◆ What is required: Copy out all the lines exactly. Omit pictures.

↓↓↓

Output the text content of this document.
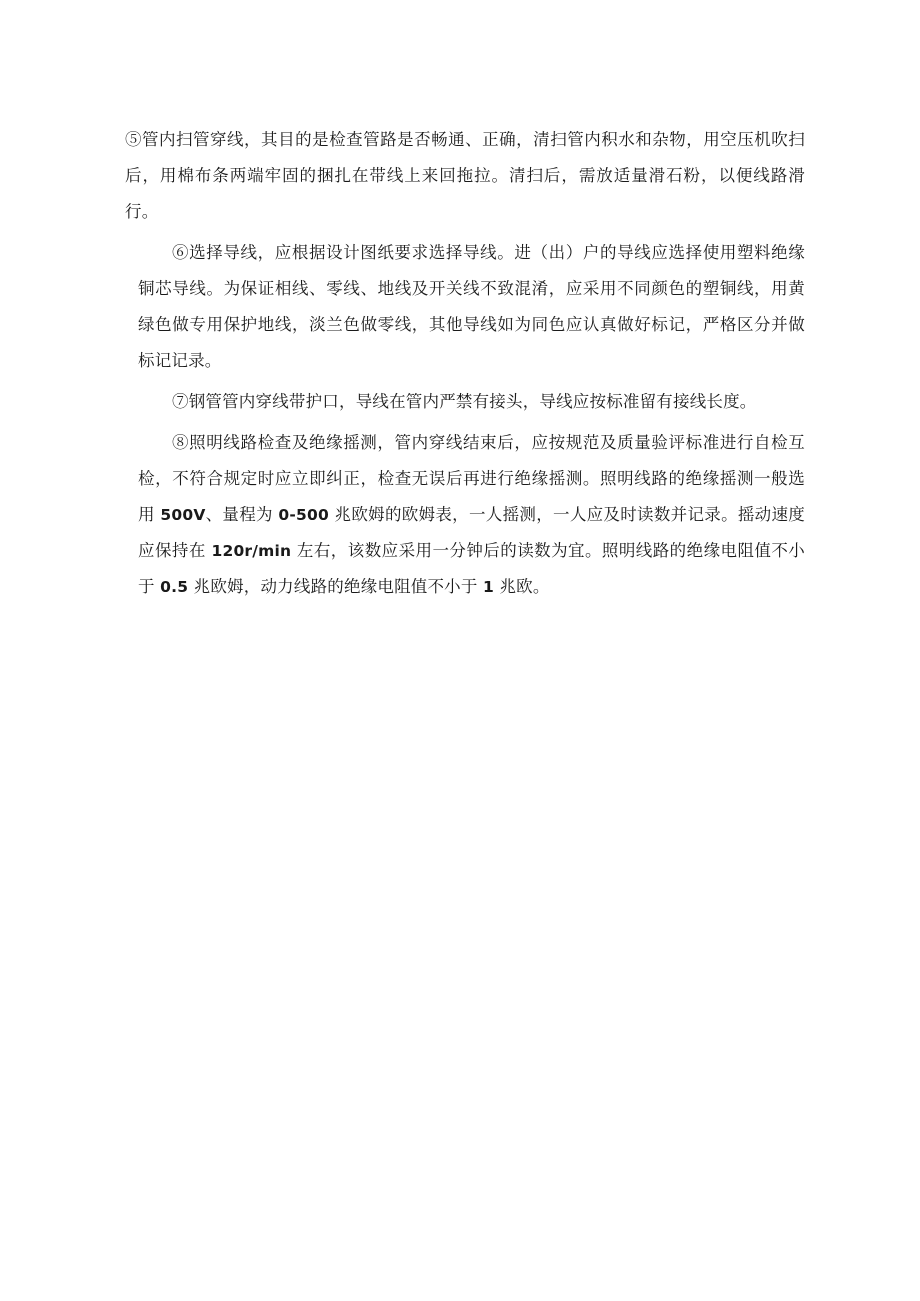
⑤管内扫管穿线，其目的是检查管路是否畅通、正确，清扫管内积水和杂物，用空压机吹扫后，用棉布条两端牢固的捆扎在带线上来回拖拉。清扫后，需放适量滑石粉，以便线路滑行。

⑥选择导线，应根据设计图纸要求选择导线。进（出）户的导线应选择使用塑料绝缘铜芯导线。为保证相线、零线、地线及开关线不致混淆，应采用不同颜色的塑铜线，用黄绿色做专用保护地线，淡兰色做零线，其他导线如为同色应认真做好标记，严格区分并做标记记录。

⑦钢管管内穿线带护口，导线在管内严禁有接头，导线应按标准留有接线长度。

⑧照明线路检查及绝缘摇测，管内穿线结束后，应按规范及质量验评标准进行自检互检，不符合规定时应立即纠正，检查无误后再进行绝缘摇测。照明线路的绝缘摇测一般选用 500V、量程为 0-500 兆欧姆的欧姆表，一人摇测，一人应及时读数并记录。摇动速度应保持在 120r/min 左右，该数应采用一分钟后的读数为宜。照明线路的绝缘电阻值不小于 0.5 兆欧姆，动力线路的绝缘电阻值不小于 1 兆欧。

↑↑↑

◆ The response:
Output the text content of this document.
⑤管内扫管穿线，其目的是检查管路是否畅通、正确，清扫管内积水和杂物，用空压机吹扫后，用棉布条两端牢固的捆扎在带线上来回拖拉。清扫后，需放适量滑石粉，以便线路滑行。

⑥选择导线，应根据设计图纸要求选择导线。进（出）户的导线应选择使用塑料绝缘铜芯导线。为保证相线、零线、地线及开关线不致混淆，应采用不同颜色的塑铜线，用黄绿色做专用保护地线，淡兰色做零线，其他导线如为同色应认真做好标记，严格区分并做标记记录。

⑦钢管管内穿线带护口，导线在管内严禁有接头，导线应按标准留有接线长度。

⑧照明线路检查及绝缘摇测，管内穿线结束后，应按规范及质量验评标准进行自检互检，不符合规定时应立即纠正，检查无误后再进行绝缘摇测。照明线路的绝缘摇测一般选用 500V、量程为 0-500 兆欧姆的欧姆表，一人摇测，一人应及时读数并记录。摇动速度应保持在 120r/min 左右，该数应采用一分钟后的读数为宜。照明线路的绝缘电阻值不小于 0.5 兆欧姆，动力线路的绝缘电阻值不小于 1 兆欧。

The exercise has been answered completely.